Exercise task: Leave out the pictures and copy every record exactly.

Provided entries:
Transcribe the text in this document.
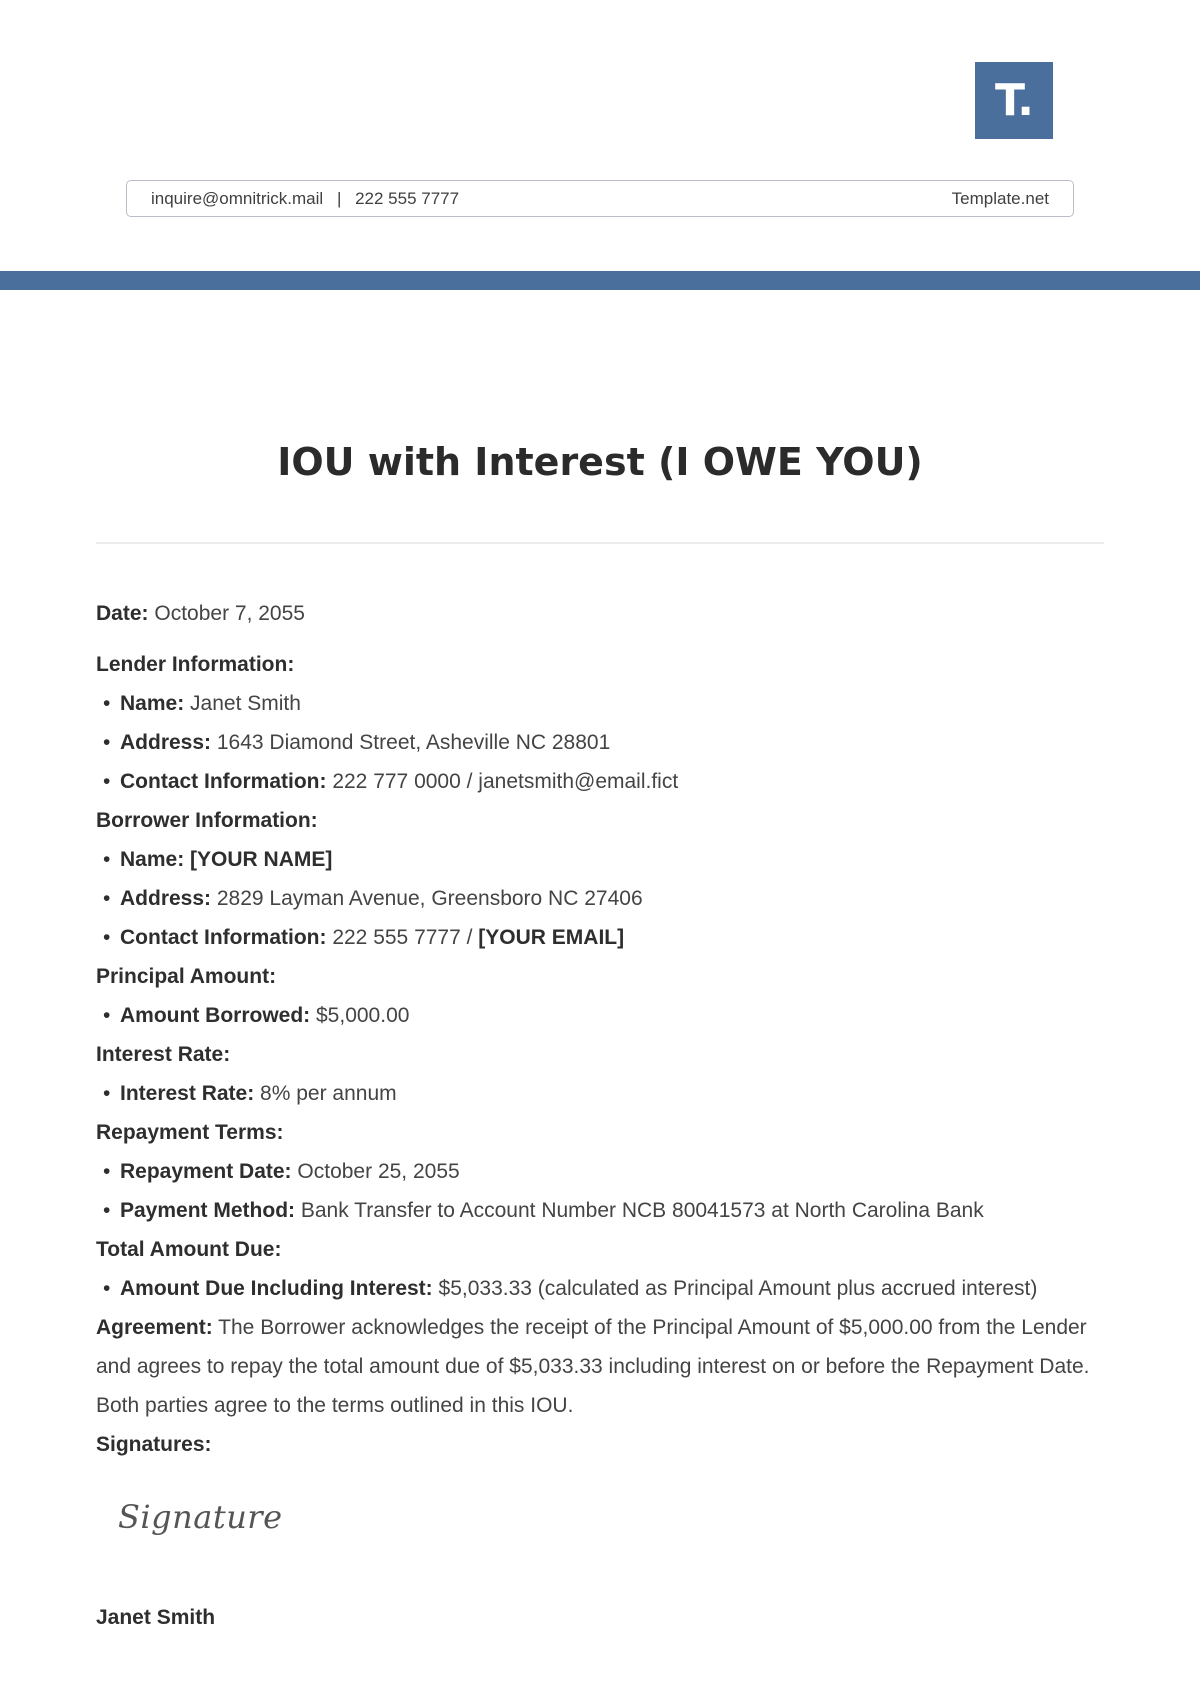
T.
inquire@omnitrick.mail | 222 555 7777	Template.net
IOU with Interest (I OWE YOU)
Date: October 7, 2055
Lender Information:
• Name: Janet Smith
• Address: 1643 Diamond Street, Asheville NC 28801
• Contact Information: 222 777 0000 / janetsmith@email.fict
Borrower Information:
• Name: [YOUR NAME]
• Address: 2829 Layman Avenue, Greensboro NC 27406
• Contact Information: 222 555 7777 / [YOUR EMAIL]
Principal Amount:
• Amount Borrowed: $5,000.00
Interest Rate:
• Interest Rate: 8% per annum
Repayment Terms:
• Repayment Date: October 25, 2055
• Payment Method: Bank Transfer to Account Number NCB 80041573 at North Carolina Bank
Total Amount Due:
• Amount Due Including Interest: $5,033.33 (calculated as Principal Amount plus accrued interest)
Agreement: The Borrower acknowledges the receipt of the Principal Amount of $5,000.00 from the Lender and agrees to repay the total amount due of $5,033.33 including interest on or before the Repayment Date. Both parties agree to the terms outlined in this IOU.
Signatures:
Signature
Janet Smith
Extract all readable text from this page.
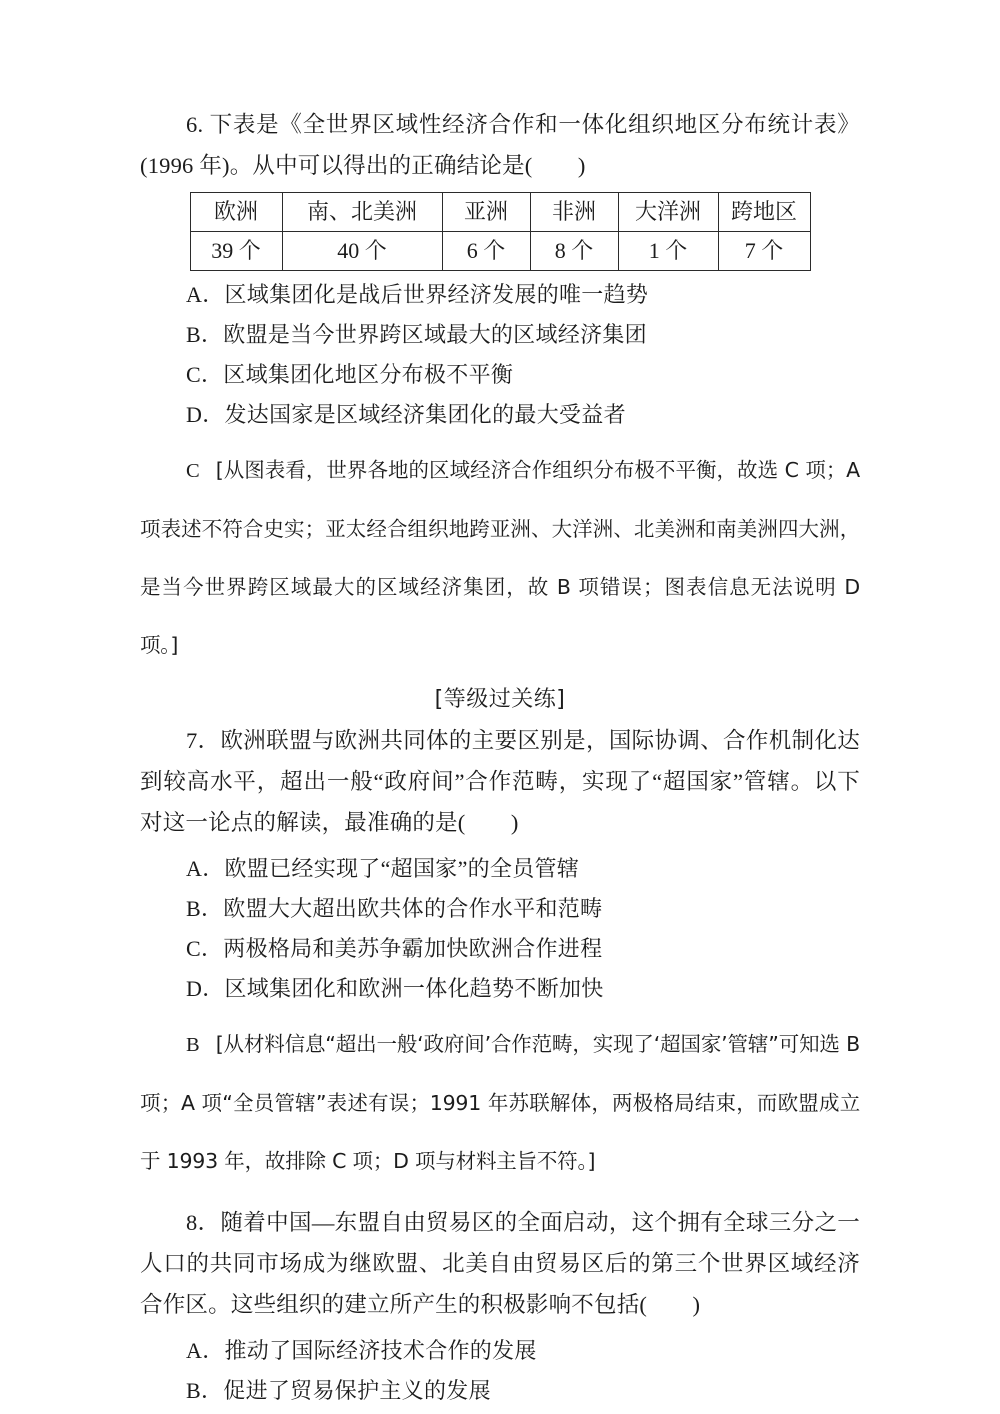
6. 下表是《全世界区域性经济合作和一体化组织地区分布统计表》(1996 年)。从中可以得出的正确结论是(　　)

欧洲	南、北美洲	亚洲	非洲	大洋洲	跨地区
39 个	40 个	6 个	8 个	1 个	7 个
A．区域集团化是战后世界经济发展的唯一趋势
B．欧盟是当今世界跨区域最大的区域经济集团
C．区域集团化地区分布极不平衡
D．发达国家是区域经济集团化的最大受益者

C [从图表看，世界各地的区域经济合作组织分布极不平衡，故选 C 项；A 项表述不符合史实；亚太经合组织地跨亚洲、大洋洲、北美洲和南美洲四大洲，是当今世界跨区域最大的区域经济集团，故 B 项错误；图表信息无法说明 D 项。]

[等级过关练]

7．欧洲联盟与欧洲共同体的主要区别是，国际协调、合作机制化达到较高水平，超出一般“政府间”合作范畴，实现了“超国家”管辖。以下对这一论点的解读，最准确的是(　　)

A．欧盟已经实现了“超国家”的全员管辖
B．欧盟大大超出欧共体的合作水平和范畴
C．两极格局和美苏争霸加快欧洲合作进程
D．区域集团化和欧洲一体化趋势不断加快

B [从材料信息“超出一般‘政府间’合作范畴，实现了‘超国家’管辖”可知选 B 项；A 项“全员管辖”表述有误；1991 年苏联解体，两极格局结束，而欧盟成立于 1993 年，故排除 C 项；D 项与材料主旨不符。]

8．随着中国—东盟自由贸易区的全面启动，这个拥有全球三分之一人口的共同市场成为继欧盟、北美自由贸易区后的第三个世界区域经济合作区。这些组织的建立所产生的积极影响不包括(　　)

A．推动了国际经济技术合作的发展
B．促进了贸易保护主义的发展
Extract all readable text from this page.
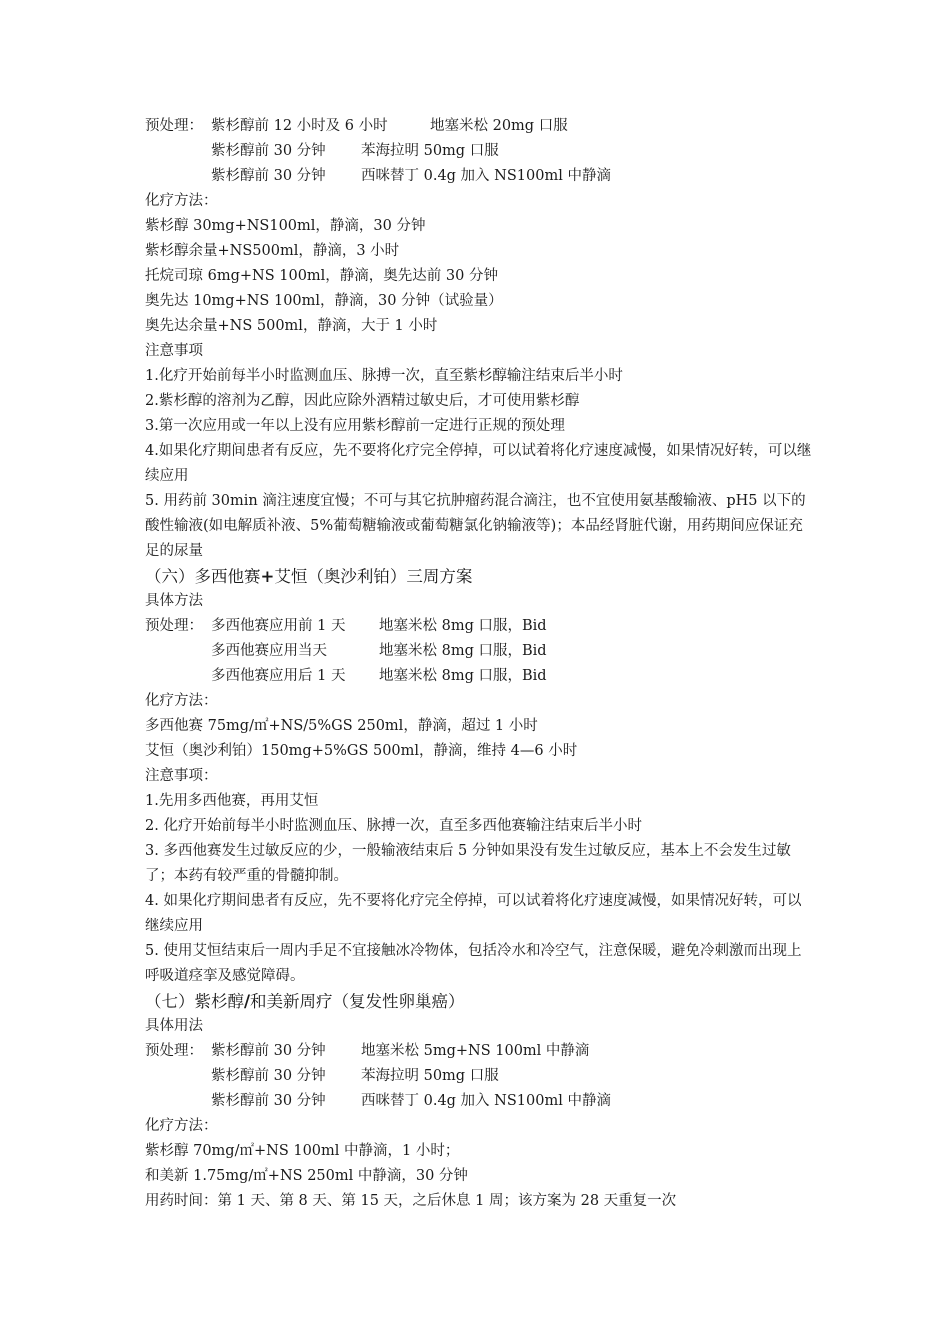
预处理： 紫杉醇前 12 小时及 6 小时	地塞米松 20mg 口服
紫杉醇前 30 分钟 苯海拉明 50mg 口服
紫杉醇前 30 分钟 西咪替丁 0.4g 加入 NS100ml 中静滴
化疗方法：
紫杉醇 30mg+NS100ml，静滴，30 分钟
紫杉醇余量+NS500ml，静滴，3 小时
托烷司琼 6mg+NS 100ml，静滴，奥先达前 30 分钟
奥先达 10mg+NS 100ml，静滴，30 分钟（试验量）
奥先达余量+NS 500ml，静滴，大于 1 小时
注意事项
1.化疗开始前每半小时监测血压、脉搏一次，直至紫杉醇输注结束后半小时
2.紫杉醇的溶剂为乙醇，因此应除外酒精过敏史后，才可使用紫杉醇
3.第一次应用或一年以上没有应用紫杉醇前一定进行正规的预处理
4.如果化疗期间患者有反应，先不要将化疗完全停掉，可以试着将化疗速度减慢，如果情况好转，可以继续应用
5. 用药前 30min 滴注速度宜慢；不可与其它抗肿瘤药混合滴注，也不宜使用氨基酸输液、pH5 以下的酸性输液(如电解质补液、5%葡萄糖输液或葡萄糖氯化钠输液等)；本品经肾脏代谢，用药期间应保证充足的尿量
（六）多西他赛+艾恒（奥沙利铂）三周方案
具体方法
预处理： 多西他赛应用前 1 天 地塞米松 8mg 口服，Bid
多西他赛应用当天	地塞米松 8mg 口服，Bid
多西他赛应用后 1 天 地塞米松 8mg 口服，Bid
化疗方法：
多西他赛 75mg/㎡+NS/5%GS 250ml，静滴，超过 1 小时
艾恒（奥沙利铂）150mg+5%GS 500ml，静滴，维持 4—6 小时
注意事项：
1.先用多西他赛，再用艾恒
2. 化疗开始前每半小时监测血压、脉搏一次，直至多西他赛输注结束后半小时
3. 多西他赛发生过敏反应的少，一般输液结束后 5 分钟如果没有发生过敏反应，基本上不会发生过敏了；本药有较严重的骨髓抑制。
4. 如果化疗期间患者有反应，先不要将化疗完全停掉，可以试着将化疗速度减慢，如果情况好转，可以继续应用
5. 使用艾恒结束后一周内手足不宜接触冰冷物体，包括冷水和冷空气，注意保暖，避免冷刺激而出现上呼吸道痉挛及感觉障碍。
（七）紫杉醇/和美新周疗（复发性卵巢癌）
具体用法
预处理： 紫杉醇前 30 分钟 地塞米松 5mg+NS 100ml 中静滴
紫杉醇前 30 分钟 苯海拉明 50mg 口服
紫杉醇前 30 分钟 西咪替丁 0.4g 加入 NS100ml 中静滴
化疗方法：
紫杉醇 70mg/㎡+NS 100ml 中静滴，1 小时；
和美新 1.75mg/㎡+NS 250ml 中静滴，30 分钟
用药时间：第 1 天、第 8 天、第 15 天，之后休息 1 周；该方案为 28 天重复一次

Solved exercise:
Transcribe the text in this document.
T.
inquire@omnitrick.mail | 222 555 7777	Template.net
IOU with Interest (I OWE YOU)
Date: October 7, 2055
Lender Information:
• Name: Janet Smith
• Address: 1643 Diamond Street, Asheville NC 28801
• Contact Information: 222 777 0000 / janetsmith@email.fict
Borrower Information:
• Name: [YOUR NAME]
• Address: 2829 Layman Avenue, Greensboro NC 27406
• Contact Information: 222 555 7777 / [YOUR EMAIL]
Principal Amount:
• Amount Borrowed: $5,000.00
Interest Rate:
• Interest Rate: 8% per annum
Repayment Terms:
• Repayment Date: October 25, 2055
• Payment Method: Bank Transfer to Account Number NCB 80041573 at North Carolina Bank
Total Amount Due:
• Amount Due Including Interest: $5,033.33 (calculated as Principal Amount plus accrued interest)
Agreement: The Borrower acknowledges the receipt of the Principal Amount of $5,000.00 from the Lender and agrees to repay the total amount due of $5,033.33 including interest on or before the Repayment Date. Both parties agree to the terms outlined in this IOU.
Signatures:
Signature
Janet Smith
Extract all readable text from this page.
6. 下表是《全世界区域性经济合作和一体化组织地区分布统计表》(1996 年)。从中可以得出的正确结论是(　　)

欧洲	南、北美洲	亚洲	非洲	大洋洲	跨地区
39 个	40 个	6 个	8 个	1 个	7 个
A．区域集团化是战后世界经济发展的唯一趋势
B．欧盟是当今世界跨区域最大的区域经济集团
C．区域集团化地区分布极不平衡
D．发达国家是区域经济集团化的最大受益者

C [从图表看，世界各地的区域经济合作组织分布极不平衡，故选 C 项；A 项表述不符合史实；亚太经合组织地跨亚洲、大洋洲、北美洲和南美洲四大洲，是当今世界跨区域最大的区域经济集团，故 B 项错误；图表信息无法说明 D 项。]

[等级过关练]

7．欧洲联盟与欧洲共同体的主要区别是，国际协调、合作机制化达到较高水平，超出一般“政府间”合作范畴，实现了“超国家”管辖。以下对这一论点的解读，最准确的是(　　)

A．欧盟已经实现了“超国家”的全员管辖
B．欧盟大大超出欧共体的合作水平和范畴
C．两极格局和美苏争霸加快欧洲合作进程
D．区域集团化和欧洲一体化趋势不断加快

B [从材料信息“超出一般‘政府间’合作范畴，实现了‘超国家’管辖”可知选 B 项；A 项“全员管辖”表述有误；1991 年苏联解体，两极格局结束，而欧盟成立于 1993 年，故排除 C 项；D 项与材料主旨不符。]

8．随着中国—东盟自由贸易区的全面启动，这个拥有全球三分之一人口的共同市场成为继欧盟、北美自由贸易区后的第三个世界区域经济合作区。这些组织的建立所产生的积极影响不包括(　　)

A．推动了国际经济技术合作的发展
B．促进了贸易保护主义的发展
Extract all readable text from this page.
预处理： 紫杉醇前 12 小时及 6 小时	地塞米松 20mg 口服
紫杉醇前 30 分钟 苯海拉明 50mg 口服
紫杉醇前 30 分钟 西咪替丁 0.4g 加入 NS100ml 中静滴
化疗方法：
紫杉醇 30mg+NS100ml，静滴，30 分钟
紫杉醇余量+NS500ml，静滴，3 小时
托烷司琼 6mg+NS 100ml，静滴，奥先达前 30 分钟
奥先达 10mg+NS 100ml，静滴，30 分钟（试验量）
奥先达余量+NS 500ml，静滴，大于 1 小时
注意事项
1.化疗开始前每半小时监测血压、脉搏一次，直至紫杉醇输注结束后半小时
2.紫杉醇的溶剂为乙醇，因此应除外酒精过敏史后，才可使用紫杉醇
3.第一次应用或一年以上没有应用紫杉醇前一定进行正规的预处理
4.如果化疗期间患者有反应，先不要将化疗完全停掉，可以试着将化疗速度减慢，如果情况好转，可以继续应用
5. 用药前 30min 滴注速度宜慢；不可与其它抗肿瘤药混合滴注，也不宜使用氨基酸输液、pH5 以下的酸性输液(如电解质补液、5%葡萄糖输液或葡萄糖氯化钠输液等)；本品经肾脏代谢，用药期间应保证充足的尿量
（六）多西他赛+艾恒（奥沙利铂）三周方案
具体方法
预处理： 多西他赛应用前 1 天 地塞米松 8mg 口服，Bid
多西他赛应用当天	地塞米松 8mg 口服，Bid
多西他赛应用后 1 天 地塞米松 8mg 口服，Bid
化疗方法：
多西他赛 75mg/㎡+NS/5%GS 250ml，静滴，超过 1 小时
艾恒（奥沙利铂）150mg+5%GS 500ml，静滴，维持 4—6 小时
注意事项：
1.先用多西他赛，再用艾恒
2. 化疗开始前每半小时监测血压、脉搏一次，直至多西他赛输注结束后半小时
3. 多西他赛发生过敏反应的少，一般输液结束后 5 分钟如果没有发生过敏反应，基本上不会发生过敏了；本药有较严重的骨髓抑制。
4. 如果化疗期间患者有反应，先不要将化疗完全停掉，可以试着将化疗速度减慢，如果情况好转，可以继续应用
5. 使用艾恒结束后一周内手足不宜接触冰冷物体，包括冷水和冷空气，注意保暖，避免冷刺激而出现上呼吸道痉挛及感觉障碍。
（七）紫杉醇/和美新周疗（复发性卵巢癌）
具体用法
预处理： 紫杉醇前 30 分钟 地塞米松 5mg+NS 100ml 中静滴
紫杉醇前 30 分钟 苯海拉明 50mg 口服
紫杉醇前 30 分钟 西咪替丁 0.4g 加入 NS100ml 中静滴
化疗方法：
紫杉醇 70mg/㎡+NS 100ml 中静滴，1 小时；
和美新 1.75mg/㎡+NS 250ml 中静滴，30 分钟
用药时间：第 1 天、第 8 天、第 15 天，之后休息 1 周；该方案为 28 天重复一次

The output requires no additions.